** start DATA RECORDS **
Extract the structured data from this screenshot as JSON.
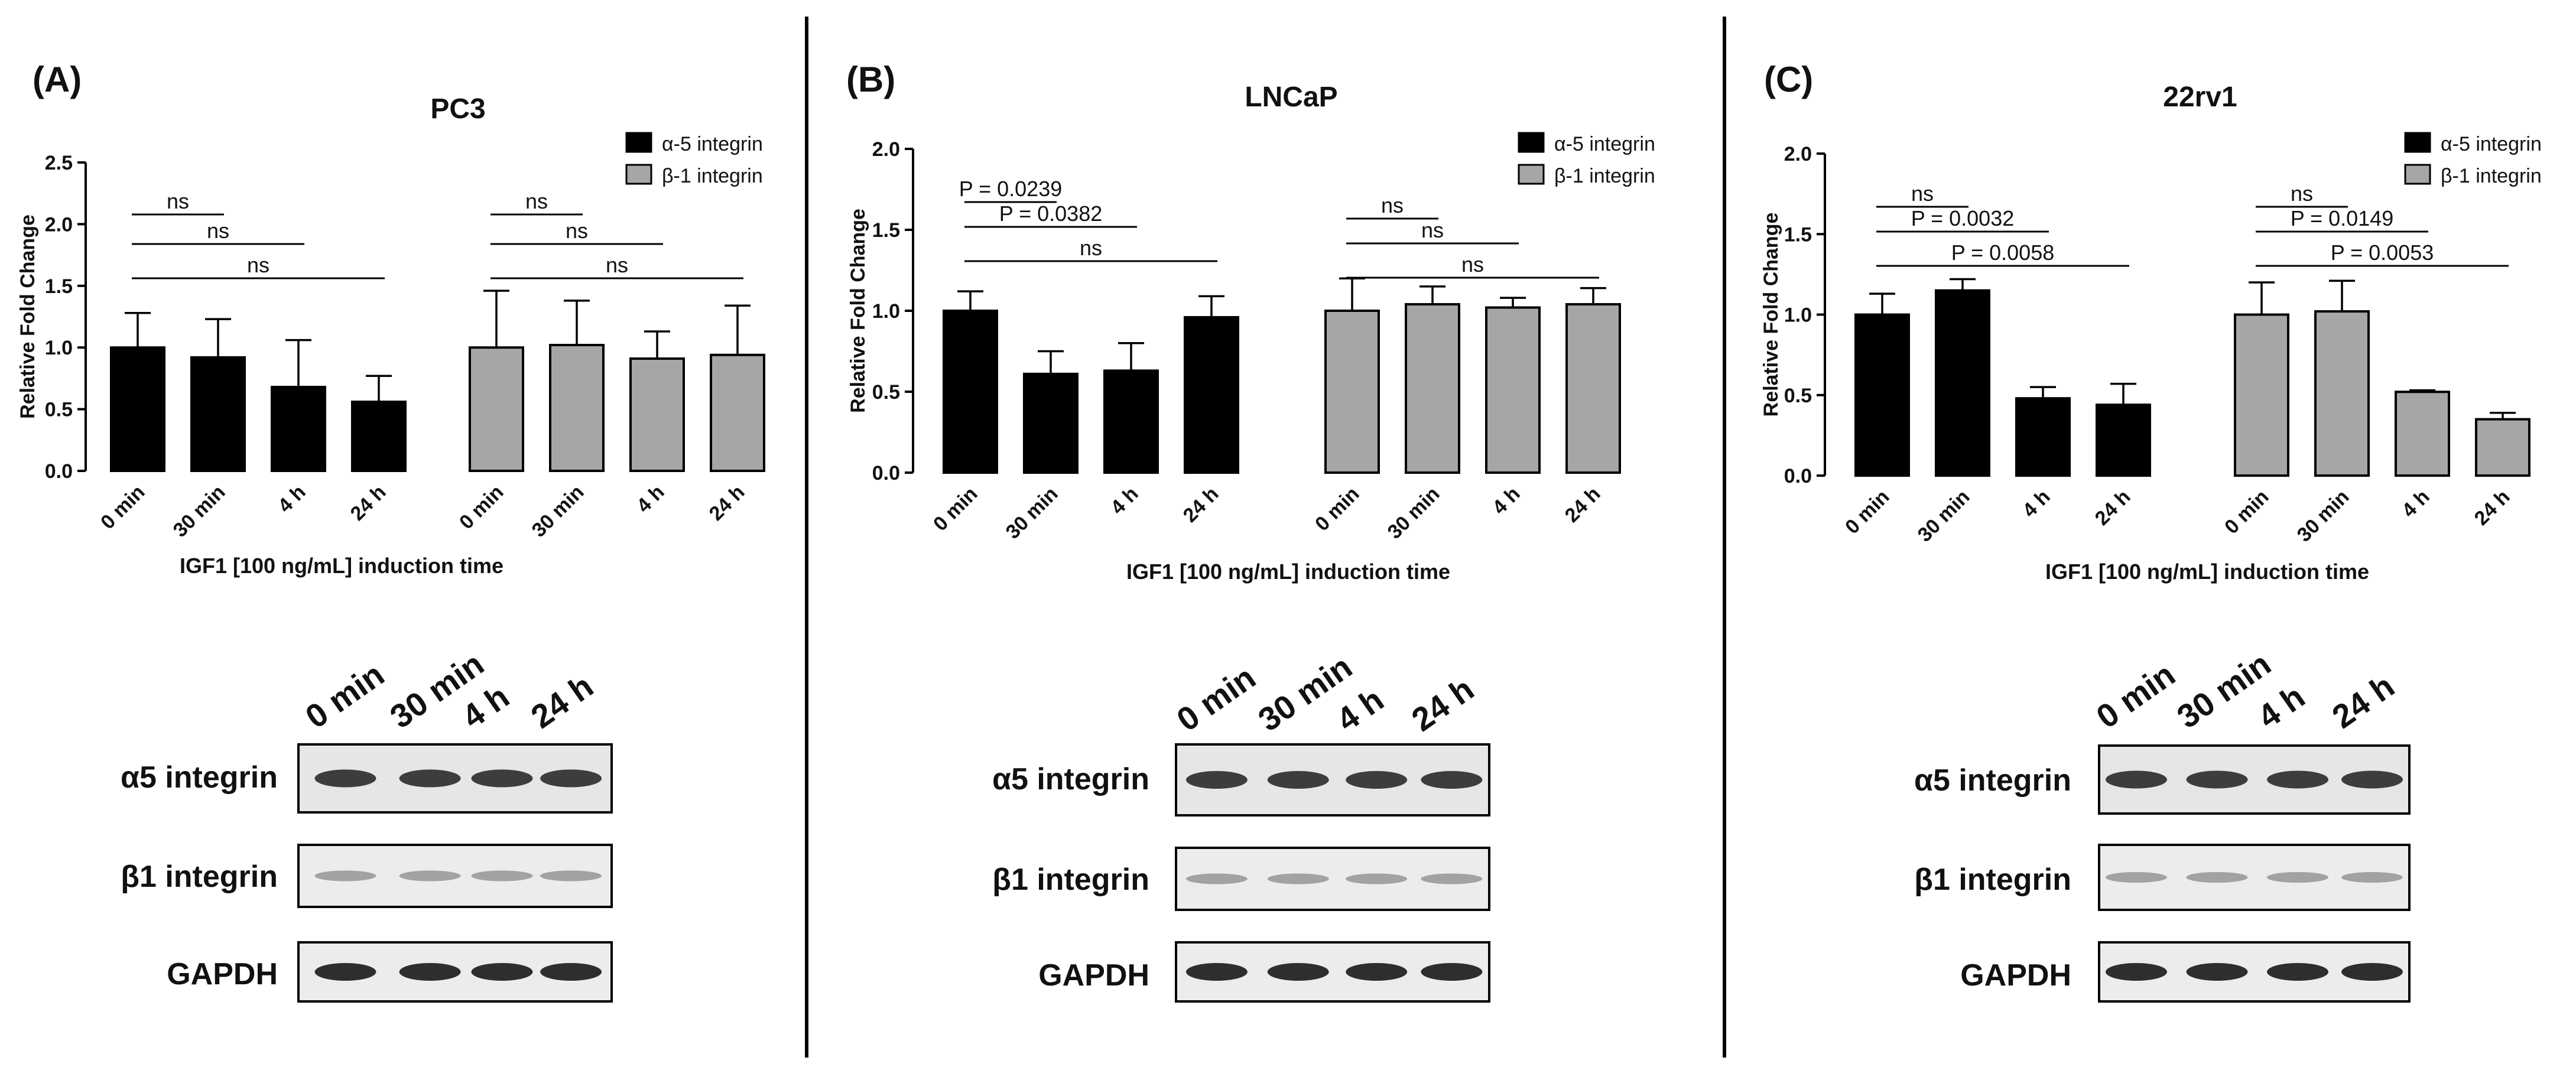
{
  "figure": {
    "x_axis_label": "IGF1 [100 ng/mL] induction time",
    "y_axis_label": "Relative Fold Change",
    "legend": [
      "α-5 integrin",
      "β-1 integrin"
    ],
    "colors": {
      "alpha5": "#000000",
      "beta1": "#a6a6a6"
    }
  },
  "chart_data": [
    {
      "panel_label": "(A)",
      "title": "PC3",
      "type": "bar",
      "categories": [
        "0 min",
        "30 min",
        "4 h",
        "24 h"
      ],
      "ylim": [
        0,
        2.5
      ],
      "yticks": [
        "0.0",
        "0.5",
        "1.0",
        "1.5",
        "2.0",
        "2.5"
      ],
      "series": [
        {
          "name": "α-5 integrin",
          "values": [
            1.0,
            0.92,
            0.68,
            0.56
          ],
          "errors": [
            0.28,
            0.31,
            0.38,
            0.21
          ]
        },
        {
          "name": "β-1 integrin",
          "values": [
            1.0,
            1.02,
            0.91,
            0.94
          ],
          "errors": [
            0.46,
            0.36,
            0.22,
            0.4
          ]
        }
      ],
      "significance": [
        {
          "series": 0,
          "from": 0,
          "to": 1,
          "label": "ns"
        },
        {
          "series": 0,
          "from": 0,
          "to": 2,
          "label": "ns"
        },
        {
          "series": 0,
          "from": 0,
          "to": 3,
          "label": "ns"
        },
        {
          "series": 1,
          "from": 0,
          "to": 1,
          "label": "ns"
        },
        {
          "series": 1,
          "from": 0,
          "to": 2,
          "label": "ns"
        },
        {
          "series": 1,
          "from": 0,
          "to": 3,
          "label": "ns"
        }
      ],
      "blot": {
        "lanes": [
          "0 min",
          "30 min",
          "4 h",
          "24 h"
        ],
        "rows": [
          "α5 integrin",
          "β1 integrin",
          "GAPDH"
        ]
      }
    },
    {
      "panel_label": "(B)",
      "title": "LNCaP",
      "type": "bar",
      "categories": [
        "0 min",
        "30 min",
        "4 h",
        "24 h"
      ],
      "ylim": [
        0,
        2.0
      ],
      "yticks": [
        "0.0",
        "0.5",
        "1.0",
        "1.5",
        "2.0"
      ],
      "series": [
        {
          "name": "α-5 integrin",
          "values": [
            1.0,
            0.61,
            0.63,
            0.96
          ],
          "errors": [
            0.12,
            0.14,
            0.17,
            0.13
          ]
        },
        {
          "name": "β-1 integrin",
          "values": [
            1.0,
            1.04,
            1.02,
            1.04
          ],
          "errors": [
            0.2,
            0.11,
            0.06,
            0.1
          ]
        }
      ],
      "significance": [
        {
          "series": 0,
          "from": 0,
          "to": 1,
          "label": "P = 0.0239"
        },
        {
          "series": 0,
          "from": 0,
          "to": 2,
          "label": "P = 0.0382"
        },
        {
          "series": 0,
          "from": 0,
          "to": 3,
          "label": "ns"
        },
        {
          "series": 1,
          "from": 0,
          "to": 1,
          "label": "ns"
        },
        {
          "series": 1,
          "from": 0,
          "to": 2,
          "label": "ns"
        },
        {
          "series": 1,
          "from": 0,
          "to": 3,
          "label": "ns"
        }
      ],
      "blot": {
        "lanes": [
          "0 min",
          "30 min",
          "4 h",
          "24 h"
        ],
        "rows": [
          "α5 integrin",
          "β1 integrin",
          "GAPDH"
        ]
      }
    },
    {
      "panel_label": "(C)",
      "title": "22rv1",
      "type": "bar",
      "categories": [
        "0 min",
        "30 min",
        "4 h",
        "24 h"
      ],
      "ylim": [
        0,
        2.0
      ],
      "yticks": [
        "0.0",
        "0.5",
        "1.0",
        "1.5",
        "2.0"
      ],
      "series": [
        {
          "name": "α-5 integrin",
          "values": [
            1.0,
            1.15,
            0.48,
            0.44
          ],
          "errors": [
            0.13,
            0.07,
            0.07,
            0.13
          ]
        },
        {
          "name": "β-1 integrin",
          "values": [
            1.0,
            1.02,
            0.52,
            0.35
          ],
          "errors": [
            0.2,
            0.19,
            0.01,
            0.04
          ]
        }
      ],
      "significance": [
        {
          "series": 0,
          "from": 0,
          "to": 1,
          "label": "ns"
        },
        {
          "series": 0,
          "from": 0,
          "to": 2,
          "label": "P = 0.0032"
        },
        {
          "series": 0,
          "from": 0,
          "to": 3,
          "label": "P = 0.0058"
        },
        {
          "series": 1,
          "from": 0,
          "to": 1,
          "label": "ns"
        },
        {
          "series": 1,
          "from": 0,
          "to": 2,
          "label": "P = 0.0149"
        },
        {
          "series": 1,
          "from": 0,
          "to": 3,
          "label": "P = 0.0053"
        }
      ],
      "blot": {
        "lanes": [
          "0 min",
          "30 min",
          "4 h",
          "24 h"
        ],
        "rows": [
          "α5 integrin",
          "β1 integrin",
          "GAPDH"
        ]
      }
    }
  ]
}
** end DATA RECORDS **
CHALLENGE: Working from the material above, transcribe it exactly while omitting pictures.

TASK ANSWER:
Extract the structured data from this screenshot as JSON.
{
  "figure": {
    "x_axis_label": "IGF1 [100 ng/mL] induction time",
    "y_axis_label": "Relative Fold Change",
    "legend": [
      "α-5 integrin",
      "β-1 integrin"
    ],
    "colors": {
      "alpha5": "#000000",
      "beta1": "#a6a6a6"
    }
  },
  "chart_data": [
    {
      "panel_label": "(A)",
      "title": "PC3",
      "type": "bar",
      "categories": [
        "0 min",
        "30 min",
        "4 h",
        "24 h"
      ],
      "ylim": [
        0,
        2.5
      ],
      "yticks": [
        "0.0",
        "0.5",
        "1.0",
        "1.5",
        "2.0",
        "2.5"
      ],
      "series": [
        {
          "name": "α-5 integrin",
          "values": [
            1.0,
            0.92,
            0.68,
            0.56
          ],
          "errors": [
            0.28,
            0.31,
            0.38,
            0.21
          ]
        },
        {
          "name": "β-1 integrin",
          "values": [
            1.0,
            1.02,
            0.91,
            0.94
          ],
          "errors": [
            0.46,
            0.36,
            0.22,
            0.4
          ]
        }
      ],
      "significance": [
        {
          "series": 0,
          "from": 0,
          "to": 1,
          "label": "ns"
        },
        {
          "series": 0,
          "from": 0,
          "to": 2,
          "label": "ns"
        },
        {
          "series": 0,
          "from": 0,
          "to": 3,
          "label": "ns"
        },
        {
          "series": 1,
          "from": 0,
          "to": 1,
          "label": "ns"
        },
        {
          "series": 1,
          "from": 0,
          "to": 2,
          "label": "ns"
        },
        {
          "series": 1,
          "from": 0,
          "to": 3,
          "label": "ns"
        }
      ],
      "blot": {
        "lanes": [
          "0 min",
          "30 min",
          "4 h",
          "24 h"
        ],
        "rows": [
          "α5 integrin",
          "β1 integrin",
          "GAPDH"
        ]
      }
    },
    {
      "panel_label": "(B)",
      "title": "LNCaP",
      "type": "bar",
      "categories": [
        "0 min",
        "30 min",
        "4 h",
        "24 h"
      ],
      "ylim": [
        0,
        2.0
      ],
      "yticks": [
        "0.0",
        "0.5",
        "1.0",
        "1.5",
        "2.0"
      ],
      "series": [
        {
          "name": "α-5 integrin",
          "values": [
            1.0,
            0.61,
            0.63,
            0.96
          ],
          "errors": [
            0.12,
            0.14,
            0.17,
            0.13
          ]
        },
        {
          "name": "β-1 integrin",
          "values": [
            1.0,
            1.04,
            1.02,
            1.04
          ],
          "errors": [
            0.2,
            0.11,
            0.06,
            0.1
          ]
        }
      ],
      "significance": [
        {
          "series": 0,
          "from": 0,
          "to": 1,
          "label": "P = 0.0239"
        },
        {
          "series": 0,
          "from": 0,
          "to": 2,
          "label": "P = 0.0382"
        },
        {
          "series": 0,
          "from": 0,
          "to": 3,
          "label": "ns"
        },
        {
          "series": 1,
          "from": 0,
          "to": 1,
          "label": "ns"
        },
        {
          "series": 1,
          "from": 0,
          "to": 2,
          "label": "ns"
        },
        {
          "series": 1,
          "from": 0,
          "to": 3,
          "label": "ns"
        }
      ],
      "blot": {
        "lanes": [
          "0 min",
          "30 min",
          "4 h",
          "24 h"
        ],
        "rows": [
          "α5 integrin",
          "β1 integrin",
          "GAPDH"
        ]
      }
    },
    {
      "panel_label": "(C)",
      "title": "22rv1",
      "type": "bar",
      "categories": [
        "0 min",
        "30 min",
        "4 h",
        "24 h"
      ],
      "ylim": [
        0,
        2.0
      ],
      "yticks": [
        "0.0",
        "0.5",
        "1.0",
        "1.5",
        "2.0"
      ],
      "series": [
        {
          "name": "α-5 integrin",
          "values": [
            1.0,
            1.15,
            0.48,
            0.44
          ],
          "errors": [
            0.13,
            0.07,
            0.07,
            0.13
          ]
        },
        {
          "name": "β-1 integrin",
          "values": [
            1.0,
            1.02,
            0.52,
            0.35
          ],
          "errors": [
            0.2,
            0.19,
            0.01,
            0.04
          ]
        }
      ],
      "significance": [
        {
          "series": 0,
          "from": 0,
          "to": 1,
          "label": "ns"
        },
        {
          "series": 0,
          "from": 0,
          "to": 2,
          "label": "P = 0.0032"
        },
        {
          "series": 0,
          "from": 0,
          "to": 3,
          "label": "P = 0.0058"
        },
        {
          "series": 1,
          "from": 0,
          "to": 1,
          "label": "ns"
        },
        {
          "series": 1,
          "from": 0,
          "to": 2,
          "label": "P = 0.0149"
        },
        {
          "series": 1,
          "from": 0,
          "to": 3,
          "label": "P = 0.0053"
        }
      ],
      "blot": {
        "lanes": [
          "0 min",
          "30 min",
          "4 h",
          "24 h"
        ],
        "rows": [
          "α5 integrin",
          "β1 integrin",
          "GAPDH"
        ]
      }
    }
  ]
}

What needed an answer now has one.